» Problem statement:
For each line of the data below that holds "JSON", copy the line.

---------- Records for the task ----------

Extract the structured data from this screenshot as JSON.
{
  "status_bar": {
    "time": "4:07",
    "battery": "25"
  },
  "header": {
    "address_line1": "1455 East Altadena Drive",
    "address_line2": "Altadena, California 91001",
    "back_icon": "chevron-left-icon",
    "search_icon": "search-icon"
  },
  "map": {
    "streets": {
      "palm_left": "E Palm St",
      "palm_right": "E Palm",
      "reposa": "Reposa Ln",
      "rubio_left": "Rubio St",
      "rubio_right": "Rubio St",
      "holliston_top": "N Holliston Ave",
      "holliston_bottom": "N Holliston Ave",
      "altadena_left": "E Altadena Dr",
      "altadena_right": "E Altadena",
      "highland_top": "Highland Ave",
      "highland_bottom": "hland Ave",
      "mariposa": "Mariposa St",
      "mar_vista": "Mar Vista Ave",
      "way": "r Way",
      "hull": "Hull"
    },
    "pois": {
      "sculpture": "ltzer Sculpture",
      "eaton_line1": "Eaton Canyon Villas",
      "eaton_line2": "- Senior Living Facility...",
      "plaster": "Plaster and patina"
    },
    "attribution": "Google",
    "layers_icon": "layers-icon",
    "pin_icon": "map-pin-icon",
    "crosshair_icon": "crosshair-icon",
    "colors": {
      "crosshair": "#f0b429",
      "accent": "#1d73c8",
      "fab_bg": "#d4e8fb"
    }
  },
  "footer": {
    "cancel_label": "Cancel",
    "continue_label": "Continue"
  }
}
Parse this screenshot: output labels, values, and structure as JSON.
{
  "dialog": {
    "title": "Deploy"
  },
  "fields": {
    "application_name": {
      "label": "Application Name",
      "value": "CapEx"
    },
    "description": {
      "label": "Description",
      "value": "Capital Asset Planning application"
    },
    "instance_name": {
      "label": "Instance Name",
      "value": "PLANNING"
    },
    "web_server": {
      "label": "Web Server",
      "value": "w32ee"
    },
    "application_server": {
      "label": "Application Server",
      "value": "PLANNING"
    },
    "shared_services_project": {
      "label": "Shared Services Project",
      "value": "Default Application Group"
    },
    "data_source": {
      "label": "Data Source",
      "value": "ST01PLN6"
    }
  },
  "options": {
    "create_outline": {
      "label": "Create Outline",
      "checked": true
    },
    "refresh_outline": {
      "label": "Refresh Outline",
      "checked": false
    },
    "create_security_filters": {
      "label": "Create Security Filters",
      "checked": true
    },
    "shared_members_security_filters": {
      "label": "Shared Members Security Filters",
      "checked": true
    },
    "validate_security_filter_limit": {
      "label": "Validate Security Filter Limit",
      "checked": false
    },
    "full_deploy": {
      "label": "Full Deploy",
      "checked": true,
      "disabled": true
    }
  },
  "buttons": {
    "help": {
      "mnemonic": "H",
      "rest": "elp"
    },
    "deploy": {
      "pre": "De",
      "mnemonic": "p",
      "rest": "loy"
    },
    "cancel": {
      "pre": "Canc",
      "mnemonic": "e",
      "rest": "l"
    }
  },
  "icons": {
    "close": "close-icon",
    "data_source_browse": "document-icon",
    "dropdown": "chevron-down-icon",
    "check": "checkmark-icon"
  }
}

----------

» Result for this task:
Extract the structured data from this screenshot as JSON.
Parse this screenshot: output labels, values, and structure as JSON.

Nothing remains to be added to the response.